_DESCRIPTION OF THE TASK_:
Quote all lines below exactly. Images stay out.

_PROVIDED ENTRIES_:
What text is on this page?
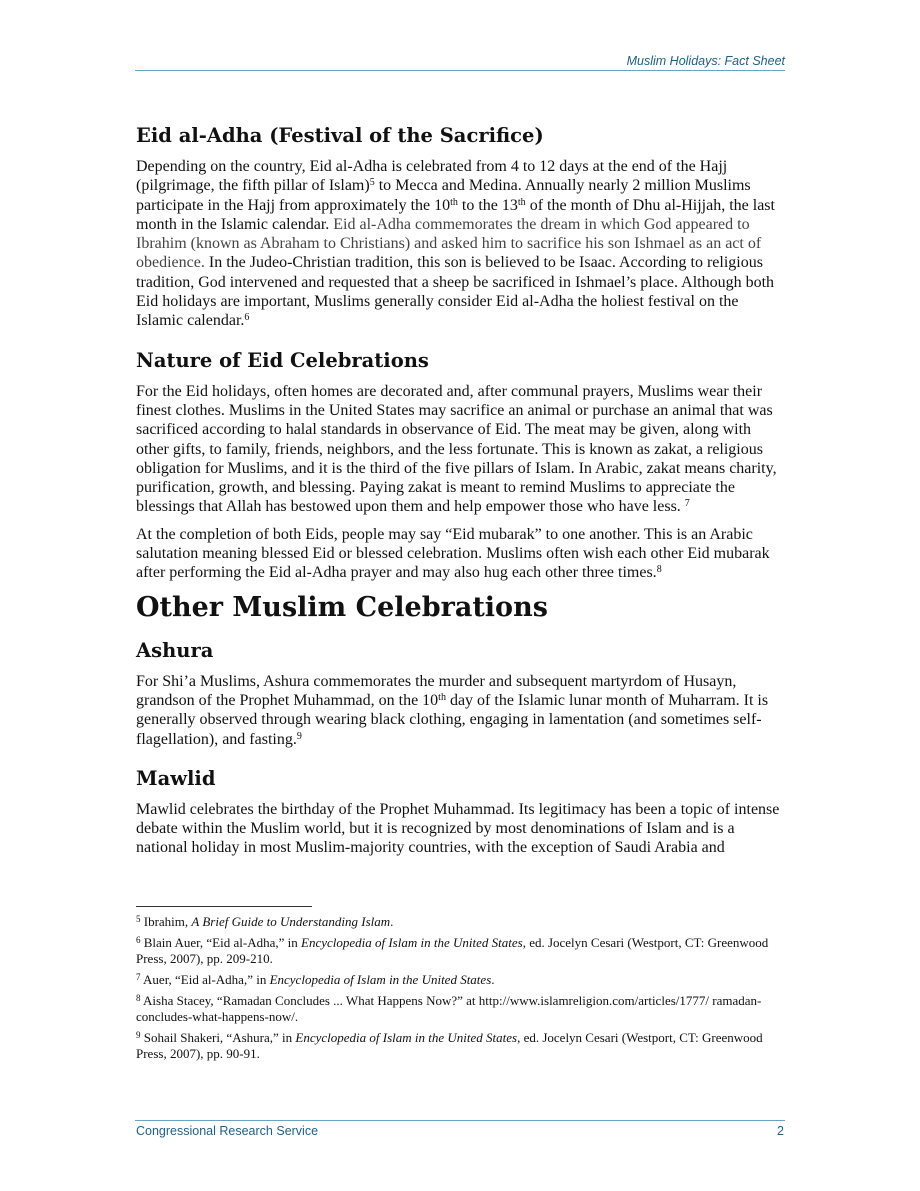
Muslim Holidays: Fact Sheet
Eid al-Adha (Festival of the Sacrifice)

Depending on the country, Eid al-Adha is celebrated from 4 to 12 days at the end of the Hajj (pilgrimage, the fifth pillar of Islam)$^5$ to Mecca and Medina. Annually nearly 2 million Muslims participate in the Hajj from approximately the 10th to the 13th of the month of Dhu al-Hijjah, the last month in the Islamic calendar. Eid al-Adha commemorates the dream in which God appeared to Ibrahim (known as Abraham to Christians) and asked him to sacrifice his son Ishmael as an act of obedience. In the Judeo-Christian tradition, this son is believed to be Isaac. According to religious tradition, God intervened and requested that a sheep be sacrificed in Ishmael’s place. Although both Eid holidays are important, Muslims generally consider Eid al-Adha the holiest festival on the Islamic calendar.$^6$

Nature of Eid Celebrations

For the Eid holidays, often homes are decorated and, after communal prayers, Muslims wear their finest clothes. Muslims in the United States may sacrifice an animal or purchase an animal that was sacrificed according to halal standards in observance of Eid. The meat may be given, along with other gifts, to family, friends, neighbors, and the less fortunate. This is known as zakat, a religious obligation for Muslims, and it is the third of the five pillars of Islam. In Arabic, zakat means charity, purification, growth, and blessing. Paying zakat is meant to remind Muslims to appreciate the blessings that Allah has bestowed upon them and help empower those who have less. $^7$

At the completion of both Eids, people may say “Eid mubarak” to one another. This is an Arabic salutation meaning blessed Eid or blessed celebration. Muslims often wish each other Eid mubarak after performing the Eid al-Adha prayer and may also hug each other three times.$^8$

Other Muslim Celebrations
Ashura

For Shi’a Muslims, Ashura commemorates the murder and subsequent martyrdom of Husayn, grandson of the Prophet Muhammad, on the 10th day of the Islamic lunar month of Muharram. It is generally observed through wearing black clothing, engaging in lamentation (and sometimes self-flagellation), and fasting.$^9$

Mawlid

Mawlid celebrates the birthday of the Prophet Muhammad. Its legitimacy has been a topic of intense debate within the Muslim world, but it is recognized by most denominations of Islam and is a national holiday in most Muslim-majority countries, with the exception of Saudi Arabia and

$^5$ Ibrahim, A Brief Guide to Understanding Islam.
$^6$ Blain Auer, “Eid al-Adha,” in Encyclopedia of Islam in the United States, ed. Jocelyn Cesari (Westport, CT: Greenwood Press, 2007), pp. 209-210.
$^7$ Auer, “Eid al-Adha,” in Encyclopedia of Islam in the United States.
$^8$ Aisha Stacey, “Ramadan Concludes ... What Happens Now?” at http://www.islamreligion.com/articles/1777/ ramadan-concludes-what-happens-now/.
$^9$ Sohail Shakeri, “Ashura,” in Encyclopedia of Islam in the United States, ed. Jocelyn Cesari (Westport, CT: Greenwood Press, 2007), pp. 90-91.
Congressional Research Service	2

_EXERCISE RESPONSE_:
What text is on this page?
Muslim Holidays: Fact Sheet
Eid al-Adha (Festival of the Sacrifice)

Depending on the country, Eid al-Adha is celebrated from 4 to 12 days at the end of the Hajj (pilgrimage, the fifth pillar of Islam)$^5$ to Mecca and Medina. Annually nearly 2 million Muslims participate in the Hajj from approximately the 10th to the 13th of the month of Dhu al-Hijjah, the last month in the Islamic calendar. Eid al-Adha commemorates the dream in which God appeared to Ibrahim (known as Abraham to Christians) and asked him to sacrifice his son Ishmael as an act of obedience. In the Judeo-Christian tradition, this son is believed to be Isaac. According to religious tradition, God intervened and requested that a sheep be sacrificed in Ishmael’s place. Although both Eid holidays are important, Muslims generally consider Eid al-Adha the holiest festival on the Islamic calendar.$^6$

Nature of Eid Celebrations

For the Eid holidays, often homes are decorated and, after communal prayers, Muslims wear their finest clothes. Muslims in the United States may sacrifice an animal or purchase an animal that was sacrificed according to halal standards in observance of Eid. The meat may be given, along with other gifts, to family, friends, neighbors, and the less fortunate. This is known as zakat, a religious obligation for Muslims, and it is the third of the five pillars of Islam. In Arabic, zakat means charity, purification, growth, and blessing. Paying zakat is meant to remind Muslims to appreciate the blessings that Allah has bestowed upon them and help empower those who have less. $^7$

At the completion of both Eids, people may say “Eid mubarak” to one another. This is an Arabic salutation meaning blessed Eid or blessed celebration. Muslims often wish each other Eid mubarak after performing the Eid al-Adha prayer and may also hug each other three times.$^8$

Other Muslim Celebrations
Ashura

For Shi’a Muslims, Ashura commemorates the murder and subsequent martyrdom of Husayn, grandson of the Prophet Muhammad, on the 10th day of the Islamic lunar month of Muharram. It is generally observed through wearing black clothing, engaging in lamentation (and sometimes self-flagellation), and fasting.$^9$

Mawlid

Mawlid celebrates the birthday of the Prophet Muhammad. Its legitimacy has been a topic of intense debate within the Muslim world, but it is recognized by most denominations of Islam and is a national holiday in most Muslim-majority countries, with the exception of Saudi Arabia and

$^5$ Ibrahim, A Brief Guide to Understanding Islam.
$^6$ Blain Auer, “Eid al-Adha,” in Encyclopedia of Islam in the United States, ed. Jocelyn Cesari (Westport, CT: Greenwood Press, 2007), pp. 209-210.
$^7$ Auer, “Eid al-Adha,” in Encyclopedia of Islam in the United States.
$^8$ Aisha Stacey, “Ramadan Concludes ... What Happens Now?” at http://www.islamreligion.com/articles/1777/ ramadan-concludes-what-happens-now/.
$^9$ Sohail Shakeri, “Ashura,” in Encyclopedia of Islam in the United States, ed. Jocelyn Cesari (Westport, CT: Greenwood Press, 2007), pp. 90-91.
Congressional Research Service	2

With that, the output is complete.